» **TASK TO CARRY OUT**
Reproduce every entry that follows word for word, but omit the images.
** Start of RECORDS FOR THE EXERCISE **
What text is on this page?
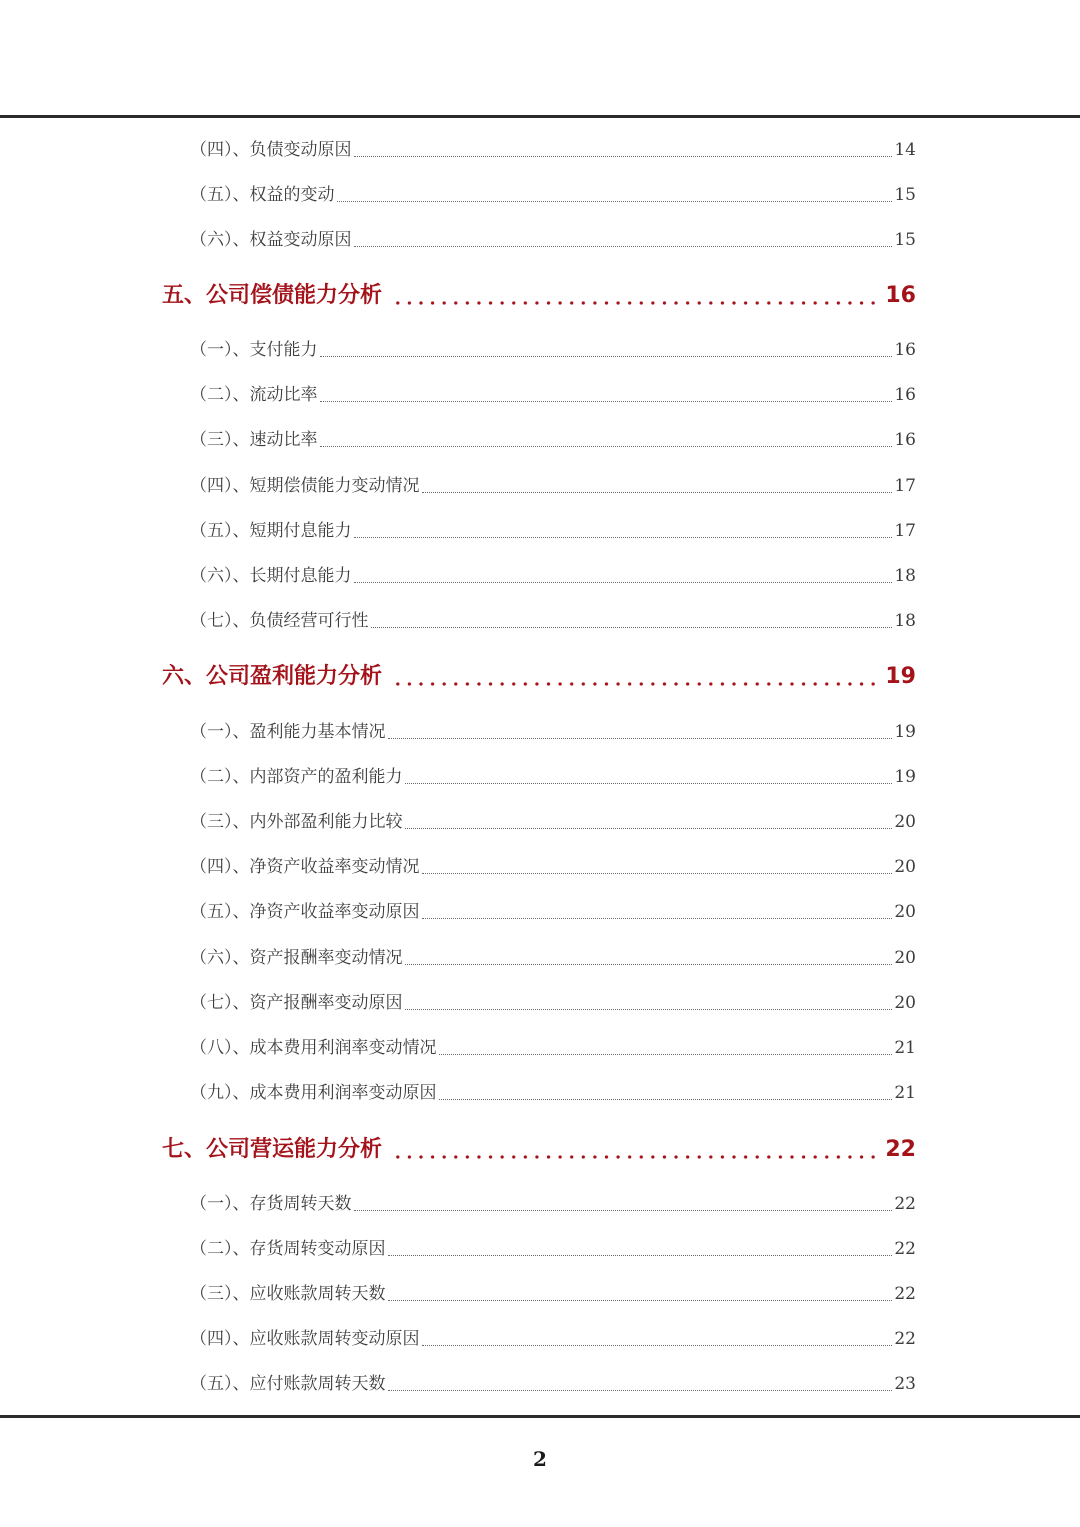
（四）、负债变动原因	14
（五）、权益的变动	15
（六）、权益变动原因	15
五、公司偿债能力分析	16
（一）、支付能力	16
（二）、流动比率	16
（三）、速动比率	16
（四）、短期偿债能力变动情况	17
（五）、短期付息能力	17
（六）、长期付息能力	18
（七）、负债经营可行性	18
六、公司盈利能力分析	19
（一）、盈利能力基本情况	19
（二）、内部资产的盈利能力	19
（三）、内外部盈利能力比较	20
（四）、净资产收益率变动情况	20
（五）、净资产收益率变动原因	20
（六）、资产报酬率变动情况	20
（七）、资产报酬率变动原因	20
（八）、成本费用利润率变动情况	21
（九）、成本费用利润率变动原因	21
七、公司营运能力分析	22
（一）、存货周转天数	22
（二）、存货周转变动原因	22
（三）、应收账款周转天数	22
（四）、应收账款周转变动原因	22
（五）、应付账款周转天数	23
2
** End of RECORDS FOR THE EXERCISE **
» **SOLUTION FOR THIS PROBLEM**
What text is on this page?
（四）、负债变动原因	14
（五）、权益的变动	15
（六）、权益变动原因	15
五、公司偿债能力分析	16
（一）、支付能力	16
（二）、流动比率	16
（三）、速动比率	16
（四）、短期偿债能力变动情况	17
（五）、短期付息能力	17
（六）、长期付息能力	18
（七）、负债经营可行性	18
六、公司盈利能力分析	19
（一）、盈利能力基本情况	19
（二）、内部资产的盈利能力	19
（三）、内外部盈利能力比较	20
（四）、净资产收益率变动情况	20
（五）、净资产收益率变动原因	20
（六）、资产报酬率变动情况	20
（七）、资产报酬率变动原因	20
（八）、成本费用利润率变动情况	21
（九）、成本费用利润率变动原因	21
七、公司营运能力分析	22
（一）、存货周转天数	22
（二）、存货周转变动原因	22
（三）、应收账款周转天数	22
（四）、应收账款周转变动原因	22
（五）、应付账款周转天数	23
2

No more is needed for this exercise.